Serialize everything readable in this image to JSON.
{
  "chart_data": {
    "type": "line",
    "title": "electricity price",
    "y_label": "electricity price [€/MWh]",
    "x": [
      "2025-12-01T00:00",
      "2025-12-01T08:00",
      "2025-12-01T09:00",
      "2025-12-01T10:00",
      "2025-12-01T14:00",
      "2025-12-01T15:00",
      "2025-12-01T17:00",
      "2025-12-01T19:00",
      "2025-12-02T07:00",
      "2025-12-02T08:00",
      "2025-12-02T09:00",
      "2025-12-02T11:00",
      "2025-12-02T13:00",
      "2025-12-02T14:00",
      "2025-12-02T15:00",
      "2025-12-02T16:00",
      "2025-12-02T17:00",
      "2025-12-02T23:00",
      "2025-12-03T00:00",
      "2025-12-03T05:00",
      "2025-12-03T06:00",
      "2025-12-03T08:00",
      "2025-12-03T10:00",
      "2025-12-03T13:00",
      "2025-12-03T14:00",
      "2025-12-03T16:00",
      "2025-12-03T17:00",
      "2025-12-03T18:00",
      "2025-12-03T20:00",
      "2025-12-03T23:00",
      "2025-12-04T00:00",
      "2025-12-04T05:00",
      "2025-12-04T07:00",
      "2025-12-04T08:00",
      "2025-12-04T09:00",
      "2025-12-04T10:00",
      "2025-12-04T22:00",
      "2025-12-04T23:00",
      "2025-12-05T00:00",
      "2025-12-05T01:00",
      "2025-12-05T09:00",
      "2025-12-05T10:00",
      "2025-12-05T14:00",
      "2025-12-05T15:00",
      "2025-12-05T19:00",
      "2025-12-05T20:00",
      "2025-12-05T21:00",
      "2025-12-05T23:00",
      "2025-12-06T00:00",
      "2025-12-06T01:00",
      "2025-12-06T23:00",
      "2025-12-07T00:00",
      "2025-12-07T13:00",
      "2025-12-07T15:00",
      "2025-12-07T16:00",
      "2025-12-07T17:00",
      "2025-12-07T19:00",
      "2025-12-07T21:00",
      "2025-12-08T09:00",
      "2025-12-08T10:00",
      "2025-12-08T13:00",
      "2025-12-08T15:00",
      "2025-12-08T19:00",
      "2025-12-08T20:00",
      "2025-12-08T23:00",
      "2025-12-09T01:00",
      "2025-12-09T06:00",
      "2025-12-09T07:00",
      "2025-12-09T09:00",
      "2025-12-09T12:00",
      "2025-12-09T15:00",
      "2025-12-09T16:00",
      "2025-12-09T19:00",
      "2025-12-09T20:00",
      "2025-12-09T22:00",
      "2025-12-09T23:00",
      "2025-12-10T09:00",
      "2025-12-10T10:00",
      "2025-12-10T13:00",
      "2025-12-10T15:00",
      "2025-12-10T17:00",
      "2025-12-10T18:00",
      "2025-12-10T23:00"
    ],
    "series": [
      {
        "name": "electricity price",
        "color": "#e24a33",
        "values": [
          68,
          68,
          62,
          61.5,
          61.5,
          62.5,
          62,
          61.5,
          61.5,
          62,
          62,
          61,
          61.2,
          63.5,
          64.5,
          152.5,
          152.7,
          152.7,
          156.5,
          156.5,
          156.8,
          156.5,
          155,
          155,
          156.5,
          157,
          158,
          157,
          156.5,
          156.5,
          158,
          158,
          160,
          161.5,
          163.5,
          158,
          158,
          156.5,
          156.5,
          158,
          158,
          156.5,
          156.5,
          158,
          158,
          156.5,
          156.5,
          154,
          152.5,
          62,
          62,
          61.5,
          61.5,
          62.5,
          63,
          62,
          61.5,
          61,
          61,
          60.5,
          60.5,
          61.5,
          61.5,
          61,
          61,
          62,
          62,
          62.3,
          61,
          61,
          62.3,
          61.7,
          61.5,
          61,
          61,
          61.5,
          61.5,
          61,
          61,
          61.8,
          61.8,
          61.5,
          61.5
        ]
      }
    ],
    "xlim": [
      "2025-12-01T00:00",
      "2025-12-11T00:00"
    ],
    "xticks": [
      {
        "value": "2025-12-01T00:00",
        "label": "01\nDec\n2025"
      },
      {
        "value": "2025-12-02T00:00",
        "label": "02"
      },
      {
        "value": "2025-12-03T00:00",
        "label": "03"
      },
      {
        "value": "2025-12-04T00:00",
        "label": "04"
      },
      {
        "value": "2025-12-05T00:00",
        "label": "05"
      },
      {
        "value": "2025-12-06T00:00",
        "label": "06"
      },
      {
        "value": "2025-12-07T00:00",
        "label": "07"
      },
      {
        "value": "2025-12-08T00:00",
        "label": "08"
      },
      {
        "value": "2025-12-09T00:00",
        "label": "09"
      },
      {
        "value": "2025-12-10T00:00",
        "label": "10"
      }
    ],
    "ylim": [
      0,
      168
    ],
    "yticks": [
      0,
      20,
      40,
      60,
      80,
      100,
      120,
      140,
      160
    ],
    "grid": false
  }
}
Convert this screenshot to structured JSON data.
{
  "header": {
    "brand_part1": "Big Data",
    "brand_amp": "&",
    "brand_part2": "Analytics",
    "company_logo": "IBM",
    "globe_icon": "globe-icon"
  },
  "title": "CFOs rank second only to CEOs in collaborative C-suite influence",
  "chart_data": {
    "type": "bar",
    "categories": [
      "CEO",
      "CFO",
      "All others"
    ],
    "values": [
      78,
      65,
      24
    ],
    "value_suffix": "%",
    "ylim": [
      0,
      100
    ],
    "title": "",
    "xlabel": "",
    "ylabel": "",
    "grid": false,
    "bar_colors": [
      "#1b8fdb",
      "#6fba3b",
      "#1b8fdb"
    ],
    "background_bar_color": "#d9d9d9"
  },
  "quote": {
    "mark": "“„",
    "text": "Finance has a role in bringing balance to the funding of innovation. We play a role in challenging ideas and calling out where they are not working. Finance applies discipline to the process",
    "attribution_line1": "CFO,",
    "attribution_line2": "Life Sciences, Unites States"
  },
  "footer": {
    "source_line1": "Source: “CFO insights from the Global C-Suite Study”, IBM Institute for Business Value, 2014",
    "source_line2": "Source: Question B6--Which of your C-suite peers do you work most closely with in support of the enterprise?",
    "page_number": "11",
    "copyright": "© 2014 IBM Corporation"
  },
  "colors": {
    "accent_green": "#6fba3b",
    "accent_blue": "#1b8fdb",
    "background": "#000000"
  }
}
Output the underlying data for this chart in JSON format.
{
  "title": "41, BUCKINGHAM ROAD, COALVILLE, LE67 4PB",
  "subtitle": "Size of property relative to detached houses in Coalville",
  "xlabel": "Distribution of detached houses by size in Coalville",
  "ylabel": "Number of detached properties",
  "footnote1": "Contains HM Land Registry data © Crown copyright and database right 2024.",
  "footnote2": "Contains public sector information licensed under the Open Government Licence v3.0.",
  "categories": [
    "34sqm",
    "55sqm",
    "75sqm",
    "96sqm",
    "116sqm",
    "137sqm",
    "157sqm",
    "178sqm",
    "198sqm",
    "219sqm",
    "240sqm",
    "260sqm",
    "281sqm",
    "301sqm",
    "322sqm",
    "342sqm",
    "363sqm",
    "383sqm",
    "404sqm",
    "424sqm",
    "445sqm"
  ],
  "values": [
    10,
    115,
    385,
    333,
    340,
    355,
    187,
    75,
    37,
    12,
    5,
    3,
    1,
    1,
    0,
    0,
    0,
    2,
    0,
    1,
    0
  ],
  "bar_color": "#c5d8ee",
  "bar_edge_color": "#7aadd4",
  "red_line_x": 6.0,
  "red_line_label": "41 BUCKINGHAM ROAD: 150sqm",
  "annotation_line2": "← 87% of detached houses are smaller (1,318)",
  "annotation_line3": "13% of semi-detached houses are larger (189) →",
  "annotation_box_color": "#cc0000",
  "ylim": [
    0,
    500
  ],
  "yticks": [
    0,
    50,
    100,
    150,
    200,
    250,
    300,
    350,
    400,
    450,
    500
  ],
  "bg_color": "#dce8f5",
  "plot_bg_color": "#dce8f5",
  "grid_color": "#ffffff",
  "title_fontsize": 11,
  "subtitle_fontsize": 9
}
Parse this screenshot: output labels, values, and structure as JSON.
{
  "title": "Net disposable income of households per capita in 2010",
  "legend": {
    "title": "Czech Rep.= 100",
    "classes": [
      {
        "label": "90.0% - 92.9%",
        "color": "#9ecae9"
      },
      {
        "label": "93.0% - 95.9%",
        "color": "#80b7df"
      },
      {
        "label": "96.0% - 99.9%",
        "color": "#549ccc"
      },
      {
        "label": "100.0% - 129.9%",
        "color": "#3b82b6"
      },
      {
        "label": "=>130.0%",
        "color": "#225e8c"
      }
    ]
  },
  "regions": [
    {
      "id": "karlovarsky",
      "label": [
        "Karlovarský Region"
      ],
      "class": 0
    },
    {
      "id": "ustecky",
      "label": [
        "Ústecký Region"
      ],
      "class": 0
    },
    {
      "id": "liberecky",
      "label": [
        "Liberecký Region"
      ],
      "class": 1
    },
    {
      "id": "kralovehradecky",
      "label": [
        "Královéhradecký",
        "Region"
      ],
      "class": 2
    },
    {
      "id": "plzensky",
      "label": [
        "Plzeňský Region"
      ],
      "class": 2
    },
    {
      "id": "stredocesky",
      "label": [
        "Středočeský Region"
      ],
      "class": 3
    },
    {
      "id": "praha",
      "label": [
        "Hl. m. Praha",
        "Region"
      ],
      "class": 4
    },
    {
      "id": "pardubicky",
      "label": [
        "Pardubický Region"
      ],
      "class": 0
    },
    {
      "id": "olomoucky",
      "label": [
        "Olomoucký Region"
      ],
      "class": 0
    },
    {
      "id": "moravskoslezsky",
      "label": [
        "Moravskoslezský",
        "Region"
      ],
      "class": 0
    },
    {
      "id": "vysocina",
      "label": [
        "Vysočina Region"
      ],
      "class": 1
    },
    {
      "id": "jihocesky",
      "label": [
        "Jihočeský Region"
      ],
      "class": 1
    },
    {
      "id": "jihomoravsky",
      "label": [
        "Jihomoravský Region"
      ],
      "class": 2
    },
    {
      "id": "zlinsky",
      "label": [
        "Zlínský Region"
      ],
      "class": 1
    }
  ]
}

┄┄┄┄┄┄┄┄┄┄┄┄┄┄┄┄┄┄┄┄

Report every line containing the word "ylabel" from the listing above.

-- Complete output --
    "ylabel": "",
  "ylabel": "Number of detached properties",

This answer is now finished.